== Recorded data ==
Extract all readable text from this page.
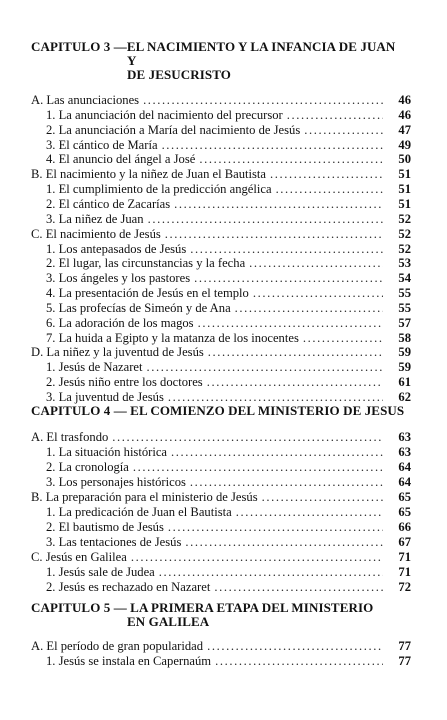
CAPITULO 3 —EL NACIMIENTO Y LA INFANCIA DE JUAN
Y
DE JESUCRISTO
A. Las anunciaciones .....	46
1. La anunciación del nacimiento del precursor .....	46
2. La anunciación a María del nacimiento de Jesús .....	47
3. El cántico de María .....	49
4. El anuncio del ángel a José .....	50
B. El nacimiento y la niñez de Juan el Bautista .....	51
1. El cumplimiento de la predicción angélica .....	51
2. El cántico de Zacarías .....	51
3. La niñez de Juan .....	52
C. El nacimiento de Jesús .....	52
1. Los antepasados de Jesús .....	52
2. El lugar, las circunstancias y la fecha .....	53
3. Los ángeles y los pastores .....	54
4. La presentación de Jesús en el templo .....	55
5. Las profecías de Simeón y de Ana .....	55
6. La adoración de los magos .....	57
7. La huida a Egipto y la matanza de los inocentes .....	58
D. La niñez y la juventud de Jesús .....	59
1. Jesús de Nazaret .....	59
2. Jesús niño entre los doctores .....	61
3. La juventud de Jesús .....	62
CAPITULO 4 — EL COMIENZO DEL MINISTERIO DE JESUS
A. El trasfondo .....	63
1. La situación histórica .....	63
2. La cronología .....	64
3. Los personajes históricos .....	64
B. La preparación para el ministerio de Jesús .....	65
1. La predicación de Juan el Bautista .....	65
2. El bautismo de Jesús .....	66
3. Las tentaciones de Jesús .....	67
C. Jesús en Galilea .....	71
1. Jesús sale de Judea .....	71
2. Jesús es rechazado en Nazaret .....	72
CAPITULO 5 — LA PRIMERA ETAPA DEL MINISTERIO
EN GALILEA
A. El período de gran popularidad .....	77
1. Jesús se instala en Capernaúm .....	77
===
== Your task ==
Take every line from the records above that has the word "Nazaret" and copy it.

== Solution to this problem ==
1. Jesús de Nazaret .....	59
2. Jesús es rechazado en Nazaret .....	72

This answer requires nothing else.